Return the rows below verbatim, beginning with the first row and stopping after the row that contains "right-tick-label: 0.5M —", with both of those rows included.

%%

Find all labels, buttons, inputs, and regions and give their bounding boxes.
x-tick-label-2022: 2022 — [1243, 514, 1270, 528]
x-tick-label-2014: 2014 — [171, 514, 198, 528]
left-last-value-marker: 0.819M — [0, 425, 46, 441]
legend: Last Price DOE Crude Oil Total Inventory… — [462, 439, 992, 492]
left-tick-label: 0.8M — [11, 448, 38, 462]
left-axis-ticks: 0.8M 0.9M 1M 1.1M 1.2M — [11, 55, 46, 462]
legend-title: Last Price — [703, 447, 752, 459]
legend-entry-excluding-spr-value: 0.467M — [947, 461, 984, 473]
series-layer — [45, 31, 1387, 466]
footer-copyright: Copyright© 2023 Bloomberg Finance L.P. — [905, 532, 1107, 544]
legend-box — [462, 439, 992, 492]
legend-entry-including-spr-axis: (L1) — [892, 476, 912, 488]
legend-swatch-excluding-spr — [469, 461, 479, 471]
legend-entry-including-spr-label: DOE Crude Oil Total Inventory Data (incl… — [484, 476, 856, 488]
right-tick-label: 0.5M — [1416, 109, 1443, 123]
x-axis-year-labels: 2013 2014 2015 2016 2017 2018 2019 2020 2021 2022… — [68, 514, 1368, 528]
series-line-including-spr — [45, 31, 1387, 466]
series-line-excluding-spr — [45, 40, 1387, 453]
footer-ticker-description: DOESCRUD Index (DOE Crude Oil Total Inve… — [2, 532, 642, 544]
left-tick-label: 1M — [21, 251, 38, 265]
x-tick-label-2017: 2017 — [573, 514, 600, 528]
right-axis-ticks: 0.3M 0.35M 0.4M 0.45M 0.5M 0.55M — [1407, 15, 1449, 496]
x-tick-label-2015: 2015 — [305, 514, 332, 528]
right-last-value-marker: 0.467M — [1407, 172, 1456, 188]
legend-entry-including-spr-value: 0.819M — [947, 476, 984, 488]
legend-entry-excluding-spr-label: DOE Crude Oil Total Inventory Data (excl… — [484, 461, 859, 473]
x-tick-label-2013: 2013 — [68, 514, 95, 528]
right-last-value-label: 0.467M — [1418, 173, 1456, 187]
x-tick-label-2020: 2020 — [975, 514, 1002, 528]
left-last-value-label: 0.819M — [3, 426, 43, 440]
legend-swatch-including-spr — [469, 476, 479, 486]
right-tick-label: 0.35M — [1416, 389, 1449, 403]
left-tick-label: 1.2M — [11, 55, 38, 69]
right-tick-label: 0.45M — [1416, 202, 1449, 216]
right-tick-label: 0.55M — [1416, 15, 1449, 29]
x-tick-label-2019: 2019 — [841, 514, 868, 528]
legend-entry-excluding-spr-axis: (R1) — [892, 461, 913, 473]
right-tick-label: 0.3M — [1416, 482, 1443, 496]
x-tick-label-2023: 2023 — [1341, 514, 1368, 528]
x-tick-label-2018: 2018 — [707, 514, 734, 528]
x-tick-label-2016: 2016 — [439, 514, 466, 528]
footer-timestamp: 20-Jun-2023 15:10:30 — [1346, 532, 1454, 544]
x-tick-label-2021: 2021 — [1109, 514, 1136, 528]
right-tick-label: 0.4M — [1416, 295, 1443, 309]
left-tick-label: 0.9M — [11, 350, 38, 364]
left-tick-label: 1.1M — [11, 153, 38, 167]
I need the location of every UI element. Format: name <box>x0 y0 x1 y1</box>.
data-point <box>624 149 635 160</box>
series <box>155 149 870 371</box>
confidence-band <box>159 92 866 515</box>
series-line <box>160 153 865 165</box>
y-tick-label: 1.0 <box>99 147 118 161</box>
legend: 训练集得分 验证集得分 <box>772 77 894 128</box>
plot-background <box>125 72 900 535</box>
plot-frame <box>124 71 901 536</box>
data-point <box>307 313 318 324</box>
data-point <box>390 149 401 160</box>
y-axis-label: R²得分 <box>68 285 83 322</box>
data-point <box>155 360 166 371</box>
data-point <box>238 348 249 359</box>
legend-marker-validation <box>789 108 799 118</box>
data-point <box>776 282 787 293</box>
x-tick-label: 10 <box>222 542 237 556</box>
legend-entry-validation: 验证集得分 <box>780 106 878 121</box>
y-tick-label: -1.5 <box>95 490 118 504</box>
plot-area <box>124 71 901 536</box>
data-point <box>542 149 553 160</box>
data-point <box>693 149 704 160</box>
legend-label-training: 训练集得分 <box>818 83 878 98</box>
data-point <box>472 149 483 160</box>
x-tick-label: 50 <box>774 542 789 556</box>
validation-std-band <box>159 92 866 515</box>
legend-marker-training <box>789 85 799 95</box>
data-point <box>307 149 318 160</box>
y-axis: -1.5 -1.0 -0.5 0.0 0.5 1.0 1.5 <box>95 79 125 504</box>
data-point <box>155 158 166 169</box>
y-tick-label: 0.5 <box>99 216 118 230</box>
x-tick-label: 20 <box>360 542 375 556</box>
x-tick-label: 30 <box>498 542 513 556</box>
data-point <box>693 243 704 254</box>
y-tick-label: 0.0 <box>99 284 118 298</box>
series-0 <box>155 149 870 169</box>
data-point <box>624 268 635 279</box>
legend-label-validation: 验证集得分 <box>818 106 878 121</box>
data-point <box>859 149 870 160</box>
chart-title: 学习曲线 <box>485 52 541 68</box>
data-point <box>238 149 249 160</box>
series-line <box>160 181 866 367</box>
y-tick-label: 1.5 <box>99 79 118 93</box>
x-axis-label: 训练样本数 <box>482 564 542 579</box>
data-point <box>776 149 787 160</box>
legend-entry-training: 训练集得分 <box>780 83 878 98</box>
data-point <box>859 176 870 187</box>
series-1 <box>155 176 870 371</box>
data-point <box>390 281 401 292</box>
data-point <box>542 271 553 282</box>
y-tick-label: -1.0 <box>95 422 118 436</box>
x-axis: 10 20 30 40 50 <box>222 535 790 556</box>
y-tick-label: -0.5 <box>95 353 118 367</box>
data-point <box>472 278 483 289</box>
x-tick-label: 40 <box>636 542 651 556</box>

%%

Exercise solution
Find all labels, buttons, inputs, and regions and give their bounding boxes.
x-tick-label-2022: 2022 — [1243, 514, 1270, 528]
x-tick-label-2014: 2014 — [171, 514, 198, 528]
left-last-value-marker: 0.819M — [0, 425, 46, 441]
legend: Last Price DOE Crude Oil Total Inventory… — [462, 439, 992, 492]
left-tick-label: 0.8M — [11, 448, 38, 462]
left-axis-ticks: 0.8M 0.9M 1M 1.1M 1.2M — [11, 55, 46, 462]
legend-title: Last Price — [703, 447, 752, 459]
legend-entry-excluding-spr-value: 0.467M — [947, 461, 984, 473]
series-layer — [45, 31, 1387, 466]
footer-copyright: Copyright© 2023 Bloomberg Finance L.P. — [905, 532, 1107, 544]
legend-box — [462, 439, 992, 492]
legend-entry-including-spr-axis: (L1) — [892, 476, 912, 488]
legend-swatch-excluding-spr — [469, 461, 479, 471]
legend-entry-including-spr-label: DOE Crude Oil Total Inventory Data (incl… — [484, 476, 856, 488]
right-tick-label: 0.5M — [1416, 109, 1443, 123]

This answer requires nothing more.